_INFORMATION GIVEN:_
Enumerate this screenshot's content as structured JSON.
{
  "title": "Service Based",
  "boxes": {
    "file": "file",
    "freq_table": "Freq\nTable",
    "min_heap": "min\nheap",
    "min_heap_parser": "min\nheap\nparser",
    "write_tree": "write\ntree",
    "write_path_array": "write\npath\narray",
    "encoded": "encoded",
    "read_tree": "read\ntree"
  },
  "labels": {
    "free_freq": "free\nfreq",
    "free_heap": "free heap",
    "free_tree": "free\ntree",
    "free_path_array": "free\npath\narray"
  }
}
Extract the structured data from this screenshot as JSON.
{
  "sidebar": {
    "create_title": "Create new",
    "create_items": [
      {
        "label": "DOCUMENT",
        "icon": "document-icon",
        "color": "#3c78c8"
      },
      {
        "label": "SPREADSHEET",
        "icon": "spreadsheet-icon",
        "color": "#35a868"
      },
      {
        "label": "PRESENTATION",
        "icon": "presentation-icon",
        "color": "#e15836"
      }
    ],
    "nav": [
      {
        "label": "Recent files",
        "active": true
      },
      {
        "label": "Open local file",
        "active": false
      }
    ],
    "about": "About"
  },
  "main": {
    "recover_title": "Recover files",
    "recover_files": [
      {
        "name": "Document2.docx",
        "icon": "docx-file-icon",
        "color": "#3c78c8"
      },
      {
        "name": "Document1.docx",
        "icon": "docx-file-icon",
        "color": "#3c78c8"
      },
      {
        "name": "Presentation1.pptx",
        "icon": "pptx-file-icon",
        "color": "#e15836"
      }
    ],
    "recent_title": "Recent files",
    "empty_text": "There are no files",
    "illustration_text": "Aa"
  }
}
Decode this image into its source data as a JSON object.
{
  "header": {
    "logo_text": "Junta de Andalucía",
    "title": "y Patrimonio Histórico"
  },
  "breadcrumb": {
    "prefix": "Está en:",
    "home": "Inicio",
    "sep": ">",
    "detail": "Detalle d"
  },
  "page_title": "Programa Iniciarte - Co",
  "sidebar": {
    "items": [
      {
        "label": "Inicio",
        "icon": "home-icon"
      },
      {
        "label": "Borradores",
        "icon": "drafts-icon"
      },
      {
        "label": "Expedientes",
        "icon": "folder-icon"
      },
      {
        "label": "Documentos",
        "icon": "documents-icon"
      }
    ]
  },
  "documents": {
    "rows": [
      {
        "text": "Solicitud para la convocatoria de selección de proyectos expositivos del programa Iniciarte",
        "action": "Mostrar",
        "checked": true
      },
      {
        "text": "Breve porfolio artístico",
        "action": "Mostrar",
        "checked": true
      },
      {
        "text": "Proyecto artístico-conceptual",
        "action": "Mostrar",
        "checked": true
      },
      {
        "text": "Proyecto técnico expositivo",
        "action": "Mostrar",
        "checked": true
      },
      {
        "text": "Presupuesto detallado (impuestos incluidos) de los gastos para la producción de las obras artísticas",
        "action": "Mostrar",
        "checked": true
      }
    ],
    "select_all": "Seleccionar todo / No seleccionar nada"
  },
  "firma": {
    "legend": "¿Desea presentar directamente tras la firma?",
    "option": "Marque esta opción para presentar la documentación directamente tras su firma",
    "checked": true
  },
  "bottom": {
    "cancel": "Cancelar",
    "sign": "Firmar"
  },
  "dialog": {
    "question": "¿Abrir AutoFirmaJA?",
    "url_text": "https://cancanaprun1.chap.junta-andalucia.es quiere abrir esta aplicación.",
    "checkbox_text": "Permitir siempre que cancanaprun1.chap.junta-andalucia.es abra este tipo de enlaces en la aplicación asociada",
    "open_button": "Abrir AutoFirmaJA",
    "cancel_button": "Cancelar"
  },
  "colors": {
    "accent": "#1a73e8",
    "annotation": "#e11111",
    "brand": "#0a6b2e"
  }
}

_SHORT EXERCISE:_ All of the entries above need to be reproduced exactly.

_OUTPUT:_
Enumerate this screenshot's content as structured JSON.
{
  "title": "Service Based",
  "boxes": {
    "file": "file",
    "freq_table": "Freq\nTable",
    "min_heap": "min\nheap",
    "min_heap_parser": "min\nheap\nparser",
    "write_tree": "write\ntree",
    "write_path_array": "write\npath\narray",
    "encoded": "encoded",
    "read_tree": "read\ntree"
  },
  "labels": {
    "free_freq": "free\nfreq",
    "free_heap": "free heap",
    "free_tree": "free\ntree",
    "free_path_array": "free\npath\narray"
  }
}
Extract the structured data from this screenshot as JSON.
{
  "sidebar": {
    "create_title": "Create new",
    "create_items": [
      {
        "label": "DOCUMENT",
        "icon": "document-icon",
        "color": "#3c78c8"
      },
      {
        "label": "SPREADSHEET",
        "icon": "spreadsheet-icon",
        "color": "#35a868"
      },
      {
        "label": "PRESENTATION",
        "icon": "presentation-icon",
        "color": "#e15836"
      }
    ],
    "nav": [
      {
        "label": "Recent files",
        "active": true
      },
      {
        "label": "Open local file",
        "active": false
      }
    ],
    "about": "About"
  },
  "main": {
    "recover_title": "Recover files",
    "recover_files": [
      {
        "name": "Document2.docx",
        "icon": "docx-file-icon",
        "color": "#3c78c8"
      },
      {
        "name": "Document1.docx",
        "icon": "docx-file-icon",
        "color": "#3c78c8"
      },
      {
        "name": "Presentation1.pptx",
        "icon": "pptx-file-icon",
        "color": "#e15836"
      }
    ],
    "recent_title": "Recent files",
    "empty_text": "There are no files",
    "illustration_text": "Aa"
  }
}
Decode this image into its source data as a JSON object.
{
  "header": {
    "logo_text": "Junta de Andalucía",
    "title": "y Patrimonio Histórico"
  },
  "breadcrumb": {
    "prefix": "Está en:",
    "home": "Inicio",
    "sep": ">",
    "detail": "Detalle d"
  },
  "page_title": "Programa Iniciarte - Co",
  "sidebar": {
    "items": [
      {
        "label": "Inicio",
        "icon": "home-icon"
      },
      {
        "label": "Borradores",
        "icon": "drafts-icon"
      },
      {
        "label": "Expedientes",
        "icon": "folder-icon"
      },
      {
        "label": "Documentos",
        "icon": "documents-icon"
      }
    ]
  },
  "documents": {
    "rows": [
      {
        "text": "Solicitud para la convocatoria de selección de proyectos expositivos del programa Iniciarte",
        "action": "Mostrar",
        "checked": true
      },
      {
        "text": "Breve porfolio artístico",
        "action": "Mostrar",
        "checked": true
      },
      {
        "text": "Proyecto artístico-conceptual",
        "action": "Mostrar",
        "checked": true
      },
      {
        "text": "Proyecto técnico expositivo",
        "action": "Mostrar",
        "checked": true
      },
      {
        "text": "Presupuesto detallado (impuestos incluidos) de los gastos para la producción de las obras artísticas",
        "action": "Mostrar",
        "checked": true
      }
    ],
    "select_all": "Seleccionar todo / No seleccionar nada"
  },
  "firma": {
    "legend": "¿Desea presentar directamente tras la firma?",
    "option": "Marque esta opción para presentar la documentación directamente tras su firma",
    "checked": true
  },
  "bottom": {
    "cancel": "Cancelar",
    "sign": "Firmar"
  },
  "dialog": {
    "question": "¿Abrir AutoFirmaJA?",
    "url_text": "https://cancanaprun1.chap.junta-andalucia.es quiere abrir esta aplicación.",
    "checkbox_text": "Permitir siempre que cancanaprun1.chap.junta-andalucia.es abra este tipo de enlaces en la aplicación asociada",
    "open_button": "Abrir AutoFirmaJA",
    "cancel_button": "Cancelar"
  },
  "colors": {
    "accent": "#1a73e8",
    "annotation": "#e11111",
    "brand": "#0a6b2e"
  }
}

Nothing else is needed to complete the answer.